**STATED GOAL:**
Copy each line of the data below exactly, leaving out pictures.

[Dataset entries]
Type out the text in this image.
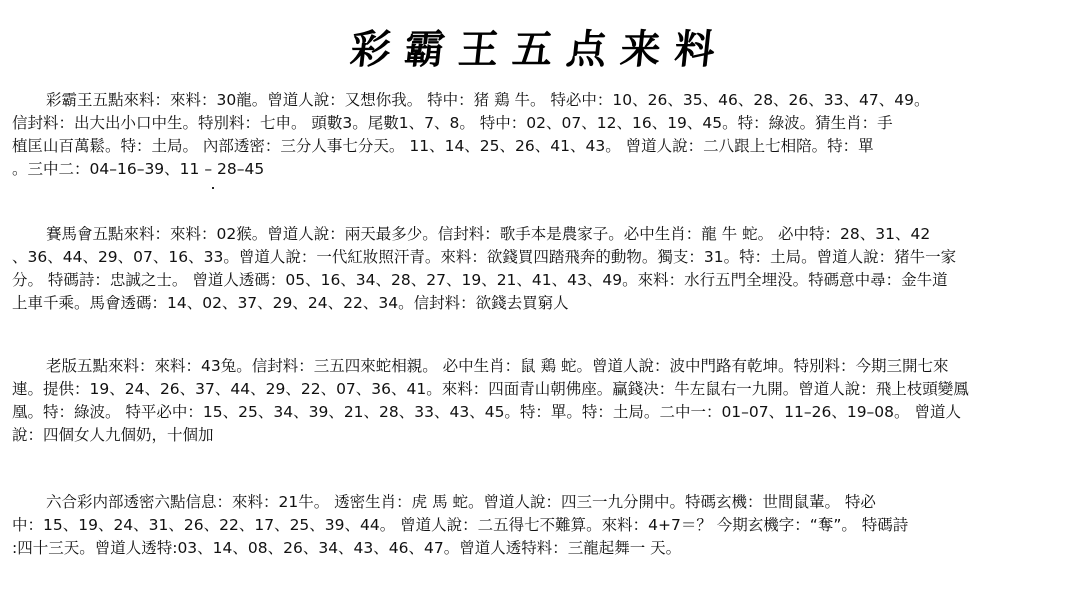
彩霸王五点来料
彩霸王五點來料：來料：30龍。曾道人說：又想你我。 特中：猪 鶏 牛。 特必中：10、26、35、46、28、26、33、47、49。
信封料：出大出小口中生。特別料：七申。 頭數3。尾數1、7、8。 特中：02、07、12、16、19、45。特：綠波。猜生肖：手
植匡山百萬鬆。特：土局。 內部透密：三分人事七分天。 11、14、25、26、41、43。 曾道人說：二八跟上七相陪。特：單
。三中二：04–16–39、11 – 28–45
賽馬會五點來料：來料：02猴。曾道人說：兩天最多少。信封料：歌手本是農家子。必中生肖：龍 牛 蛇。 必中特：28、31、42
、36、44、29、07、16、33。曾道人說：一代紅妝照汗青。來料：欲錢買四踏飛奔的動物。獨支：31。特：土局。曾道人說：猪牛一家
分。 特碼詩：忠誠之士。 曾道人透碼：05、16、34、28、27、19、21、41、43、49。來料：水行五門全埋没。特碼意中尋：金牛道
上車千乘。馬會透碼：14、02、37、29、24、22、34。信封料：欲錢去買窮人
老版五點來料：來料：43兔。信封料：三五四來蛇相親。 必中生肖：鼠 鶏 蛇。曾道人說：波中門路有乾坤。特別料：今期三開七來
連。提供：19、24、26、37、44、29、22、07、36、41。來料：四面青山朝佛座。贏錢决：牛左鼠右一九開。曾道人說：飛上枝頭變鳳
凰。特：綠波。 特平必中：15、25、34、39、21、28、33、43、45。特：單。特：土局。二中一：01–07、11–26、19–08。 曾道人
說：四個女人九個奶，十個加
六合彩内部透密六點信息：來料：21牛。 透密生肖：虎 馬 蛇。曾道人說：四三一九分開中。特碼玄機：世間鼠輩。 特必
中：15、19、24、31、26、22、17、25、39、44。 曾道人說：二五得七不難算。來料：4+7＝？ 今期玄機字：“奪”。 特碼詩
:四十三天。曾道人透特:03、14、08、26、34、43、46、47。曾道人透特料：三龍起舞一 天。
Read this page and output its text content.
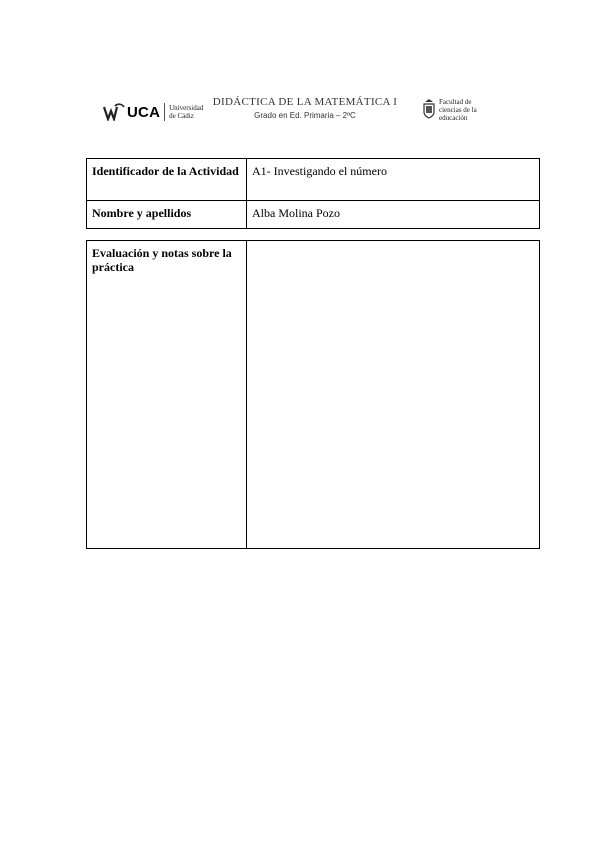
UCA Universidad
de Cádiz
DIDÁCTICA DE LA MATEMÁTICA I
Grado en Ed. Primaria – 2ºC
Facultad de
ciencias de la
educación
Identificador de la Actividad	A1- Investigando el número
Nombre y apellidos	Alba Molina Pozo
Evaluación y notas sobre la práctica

**CORRECT RESPONSE:**
Type out the text in this image.
彩霸王五点来料
彩霸王五點來料：來料：30龍。曾道人說：又想你我。 特中：猪 鶏 牛。 特必中：10、26、35、46、28、26、33、47、49。
信封料：出大出小口中生。特別料：七申。 頭數3。尾數1、7、8。 特中：02、07、12、16、19、45。特：綠波。猜生肖：手
植匡山百萬鬆。特：土局。 內部透密：三分人事七分天。 11、14、25、26、41、43。 曾道人說：二八跟上七相陪。特：單
。三中二：04–16–39、11 – 28–45
賽馬會五點來料：來料：02猴。曾道人說：兩天最多少。信封料：歌手本是農家子。必中生肖：龍 牛 蛇。 必中特：28、31、42
、36、44、29、07、16、33。曾道人說：一代紅妝照汗青。來料：欲錢買四踏飛奔的動物。獨支：31。特：土局。曾道人說：猪牛一家
分。 特碼詩：忠誠之士。 曾道人透碼：05、16、34、28、27、19、21、41、43、49。來料：水行五門全埋没。特碼意中尋：金牛道
上車千乘。馬會透碼：14、02、37、29、24、22、34。信封料：欲錢去買窮人
老版五點來料：來料：43兔。信封料：三五四來蛇相親。 必中生肖：鼠 鶏 蛇。曾道人說：波中門路有乾坤。特別料：今期三開七來
連。提供：19、24、26、37、44、29、22、07、36、41。來料：四面青山朝佛座。贏錢决：牛左鼠右一九開。曾道人說：飛上枝頭變鳳
凰。特：綠波。 特平必中：15、25、34、39、21、28、33、43、45。特：單。特：土局。二中一：01–07、11–26、19–08。 曾道人
說：四個女人九個奶，十個加
六合彩内部透密六點信息：來料：21牛。 透密生肖：虎 馬 蛇。曾道人說：四三一九分開中。特碼玄機：世間鼠輩。 特必
中：15、19、24、31、26、22、17、25、39、44。 曾道人說：二五得七不難算。來料：4+7＝？ 今期玄機字：“奪”。 特碼詩
:四十三天。曾道人透特:03、14、08、26、34、43、46、47。曾道人透特料：三龍起舞一 天。
Read this page and output its text content.
UCA Universidad
de Cádiz
DIDÁCTICA DE LA MATEMÁTICA I
Grado en Ed. Primaria – 2ºC
Facultad de
ciencias de la
educación
Identificador de la Actividad	A1- Investigando el número
Nombre y apellidos	Alba Molina Pozo
Evaluación y notas sobre la práctica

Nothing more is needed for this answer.